**PROMPT**: Go through the entries one line at a time, and gather every line that has the word "name".

===============

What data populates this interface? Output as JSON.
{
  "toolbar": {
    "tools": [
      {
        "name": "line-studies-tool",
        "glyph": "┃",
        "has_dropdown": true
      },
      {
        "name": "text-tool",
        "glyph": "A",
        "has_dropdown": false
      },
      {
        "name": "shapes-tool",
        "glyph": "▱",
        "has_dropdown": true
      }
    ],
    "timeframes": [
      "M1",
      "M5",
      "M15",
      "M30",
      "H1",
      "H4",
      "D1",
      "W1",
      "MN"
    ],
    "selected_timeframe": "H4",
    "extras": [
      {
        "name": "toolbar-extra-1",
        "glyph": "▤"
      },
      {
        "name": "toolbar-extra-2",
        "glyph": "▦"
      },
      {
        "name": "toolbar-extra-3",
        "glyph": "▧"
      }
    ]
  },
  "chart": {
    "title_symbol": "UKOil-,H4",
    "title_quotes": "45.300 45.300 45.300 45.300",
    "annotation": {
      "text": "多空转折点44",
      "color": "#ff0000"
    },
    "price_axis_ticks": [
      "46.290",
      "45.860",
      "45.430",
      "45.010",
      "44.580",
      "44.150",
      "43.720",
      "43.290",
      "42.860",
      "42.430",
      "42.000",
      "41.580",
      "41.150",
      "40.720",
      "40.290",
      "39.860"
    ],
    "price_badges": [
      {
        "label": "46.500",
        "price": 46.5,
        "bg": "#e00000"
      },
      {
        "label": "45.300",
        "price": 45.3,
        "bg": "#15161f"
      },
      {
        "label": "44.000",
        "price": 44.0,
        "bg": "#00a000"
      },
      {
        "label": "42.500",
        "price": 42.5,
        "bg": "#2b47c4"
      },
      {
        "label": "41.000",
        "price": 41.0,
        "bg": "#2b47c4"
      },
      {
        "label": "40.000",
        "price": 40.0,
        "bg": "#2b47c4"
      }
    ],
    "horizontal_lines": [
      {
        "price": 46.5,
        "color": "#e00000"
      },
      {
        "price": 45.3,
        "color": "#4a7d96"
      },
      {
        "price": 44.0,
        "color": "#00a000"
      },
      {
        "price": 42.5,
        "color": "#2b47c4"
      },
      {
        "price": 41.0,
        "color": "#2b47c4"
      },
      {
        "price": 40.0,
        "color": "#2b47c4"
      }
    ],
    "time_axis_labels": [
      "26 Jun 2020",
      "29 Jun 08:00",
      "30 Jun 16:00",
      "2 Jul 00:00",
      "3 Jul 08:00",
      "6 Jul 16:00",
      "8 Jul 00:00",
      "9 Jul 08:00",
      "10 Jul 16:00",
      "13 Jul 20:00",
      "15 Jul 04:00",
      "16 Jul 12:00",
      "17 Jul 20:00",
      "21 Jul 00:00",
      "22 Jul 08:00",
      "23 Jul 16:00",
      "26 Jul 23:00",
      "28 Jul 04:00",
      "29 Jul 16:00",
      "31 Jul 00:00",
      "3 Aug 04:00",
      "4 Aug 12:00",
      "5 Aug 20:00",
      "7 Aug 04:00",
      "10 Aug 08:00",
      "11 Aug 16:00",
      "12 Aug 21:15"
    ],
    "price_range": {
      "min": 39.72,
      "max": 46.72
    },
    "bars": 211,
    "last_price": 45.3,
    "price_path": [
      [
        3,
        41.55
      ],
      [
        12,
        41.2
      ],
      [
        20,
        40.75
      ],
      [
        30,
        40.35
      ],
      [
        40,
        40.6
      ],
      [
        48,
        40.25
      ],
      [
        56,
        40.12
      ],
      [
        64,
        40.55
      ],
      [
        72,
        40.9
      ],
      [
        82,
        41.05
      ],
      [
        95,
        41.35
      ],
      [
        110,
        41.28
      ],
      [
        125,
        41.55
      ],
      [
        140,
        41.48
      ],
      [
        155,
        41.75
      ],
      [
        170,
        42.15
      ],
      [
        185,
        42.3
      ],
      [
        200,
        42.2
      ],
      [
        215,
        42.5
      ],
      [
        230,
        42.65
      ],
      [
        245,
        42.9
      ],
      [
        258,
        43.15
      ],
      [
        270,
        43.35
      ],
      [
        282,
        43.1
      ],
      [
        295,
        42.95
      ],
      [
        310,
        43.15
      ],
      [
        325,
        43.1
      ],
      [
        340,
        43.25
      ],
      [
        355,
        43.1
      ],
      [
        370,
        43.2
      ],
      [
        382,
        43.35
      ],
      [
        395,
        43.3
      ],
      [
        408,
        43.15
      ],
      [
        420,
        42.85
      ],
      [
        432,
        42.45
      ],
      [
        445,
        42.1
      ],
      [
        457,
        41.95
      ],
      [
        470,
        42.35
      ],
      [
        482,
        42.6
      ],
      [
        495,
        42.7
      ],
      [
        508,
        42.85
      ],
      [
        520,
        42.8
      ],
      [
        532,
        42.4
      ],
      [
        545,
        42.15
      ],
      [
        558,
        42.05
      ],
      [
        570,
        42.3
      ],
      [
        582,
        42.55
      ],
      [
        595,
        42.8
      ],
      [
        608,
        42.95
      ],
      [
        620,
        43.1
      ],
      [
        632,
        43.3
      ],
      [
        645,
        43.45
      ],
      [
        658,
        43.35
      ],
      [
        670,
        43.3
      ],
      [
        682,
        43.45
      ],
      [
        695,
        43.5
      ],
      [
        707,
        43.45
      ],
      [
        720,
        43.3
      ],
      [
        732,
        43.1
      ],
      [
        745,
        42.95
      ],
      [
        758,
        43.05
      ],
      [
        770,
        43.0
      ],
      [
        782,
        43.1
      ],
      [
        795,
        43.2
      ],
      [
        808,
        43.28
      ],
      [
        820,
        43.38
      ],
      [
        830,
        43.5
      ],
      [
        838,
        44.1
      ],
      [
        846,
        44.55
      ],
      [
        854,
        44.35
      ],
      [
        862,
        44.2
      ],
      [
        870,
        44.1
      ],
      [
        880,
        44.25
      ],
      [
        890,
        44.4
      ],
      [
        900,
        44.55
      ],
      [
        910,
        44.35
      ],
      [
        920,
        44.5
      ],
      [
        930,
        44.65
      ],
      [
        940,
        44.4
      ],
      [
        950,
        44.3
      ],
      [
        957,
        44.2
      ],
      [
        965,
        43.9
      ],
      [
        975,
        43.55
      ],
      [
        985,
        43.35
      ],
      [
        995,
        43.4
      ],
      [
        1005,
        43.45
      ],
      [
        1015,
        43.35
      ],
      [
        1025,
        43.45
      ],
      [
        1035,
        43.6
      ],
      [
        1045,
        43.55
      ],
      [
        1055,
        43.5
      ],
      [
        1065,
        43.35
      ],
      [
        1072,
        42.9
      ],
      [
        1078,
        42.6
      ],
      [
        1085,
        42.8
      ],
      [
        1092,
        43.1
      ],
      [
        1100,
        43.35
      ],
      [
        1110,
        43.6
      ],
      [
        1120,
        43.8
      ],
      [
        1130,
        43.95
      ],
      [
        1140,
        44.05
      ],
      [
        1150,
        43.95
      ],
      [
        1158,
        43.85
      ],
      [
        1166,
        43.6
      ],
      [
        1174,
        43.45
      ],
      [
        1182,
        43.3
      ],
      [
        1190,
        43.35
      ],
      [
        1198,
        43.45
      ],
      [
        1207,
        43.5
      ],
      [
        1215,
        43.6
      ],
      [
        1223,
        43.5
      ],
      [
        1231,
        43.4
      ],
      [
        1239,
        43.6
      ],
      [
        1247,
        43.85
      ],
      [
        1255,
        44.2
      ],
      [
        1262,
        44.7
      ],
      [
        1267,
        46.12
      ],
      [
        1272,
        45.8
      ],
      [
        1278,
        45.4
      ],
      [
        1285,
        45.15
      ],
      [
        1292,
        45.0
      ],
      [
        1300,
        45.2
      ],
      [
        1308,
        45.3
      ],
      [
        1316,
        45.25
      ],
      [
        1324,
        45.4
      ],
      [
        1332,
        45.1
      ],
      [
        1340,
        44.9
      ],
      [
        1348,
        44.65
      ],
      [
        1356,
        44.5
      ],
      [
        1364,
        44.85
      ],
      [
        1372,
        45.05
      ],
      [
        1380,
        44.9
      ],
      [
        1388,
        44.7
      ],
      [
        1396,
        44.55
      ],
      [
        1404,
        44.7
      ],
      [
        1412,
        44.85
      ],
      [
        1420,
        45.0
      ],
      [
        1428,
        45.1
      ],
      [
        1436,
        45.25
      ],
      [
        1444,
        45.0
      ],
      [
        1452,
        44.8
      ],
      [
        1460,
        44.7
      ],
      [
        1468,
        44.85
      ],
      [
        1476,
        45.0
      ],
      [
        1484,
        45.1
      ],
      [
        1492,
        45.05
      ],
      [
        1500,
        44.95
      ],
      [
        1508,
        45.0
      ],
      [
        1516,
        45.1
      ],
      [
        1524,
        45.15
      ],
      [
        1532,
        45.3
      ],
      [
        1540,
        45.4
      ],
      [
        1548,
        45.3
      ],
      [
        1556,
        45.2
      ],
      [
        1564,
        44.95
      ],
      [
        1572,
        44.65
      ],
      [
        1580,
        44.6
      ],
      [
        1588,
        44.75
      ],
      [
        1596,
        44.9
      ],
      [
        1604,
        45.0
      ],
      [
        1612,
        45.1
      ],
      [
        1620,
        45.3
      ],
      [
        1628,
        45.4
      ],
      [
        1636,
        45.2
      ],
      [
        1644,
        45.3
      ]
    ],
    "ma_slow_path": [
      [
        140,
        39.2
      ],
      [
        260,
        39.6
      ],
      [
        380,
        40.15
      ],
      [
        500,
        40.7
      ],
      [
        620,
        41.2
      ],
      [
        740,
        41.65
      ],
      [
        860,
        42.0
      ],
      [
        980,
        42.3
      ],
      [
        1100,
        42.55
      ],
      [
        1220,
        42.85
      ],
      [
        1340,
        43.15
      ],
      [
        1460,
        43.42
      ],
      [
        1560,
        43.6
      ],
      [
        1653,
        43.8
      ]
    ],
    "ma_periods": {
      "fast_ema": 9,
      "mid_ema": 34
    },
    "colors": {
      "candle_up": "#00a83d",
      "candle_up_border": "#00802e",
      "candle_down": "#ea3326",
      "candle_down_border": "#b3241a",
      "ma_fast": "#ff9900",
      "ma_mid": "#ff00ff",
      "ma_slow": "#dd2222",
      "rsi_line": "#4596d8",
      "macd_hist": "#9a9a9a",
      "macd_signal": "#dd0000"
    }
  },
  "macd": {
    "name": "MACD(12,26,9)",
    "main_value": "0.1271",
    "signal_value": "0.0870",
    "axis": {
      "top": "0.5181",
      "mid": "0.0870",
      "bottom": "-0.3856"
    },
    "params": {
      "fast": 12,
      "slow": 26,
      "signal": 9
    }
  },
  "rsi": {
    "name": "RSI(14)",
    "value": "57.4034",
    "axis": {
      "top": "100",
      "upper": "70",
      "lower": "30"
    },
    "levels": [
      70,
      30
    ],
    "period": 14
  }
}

===============

**ANSWER IN FULL**:
        "name": "line-studies-tool",
        "name": "text-tool",
        "name": "shapes-tool",
        "name": "toolbar-extra-1",
        "name": "toolbar-extra-2",
        "name": "toolbar-extra-3",
    "name": "MACD(12,26,9)",
    "name": "RSI(14)",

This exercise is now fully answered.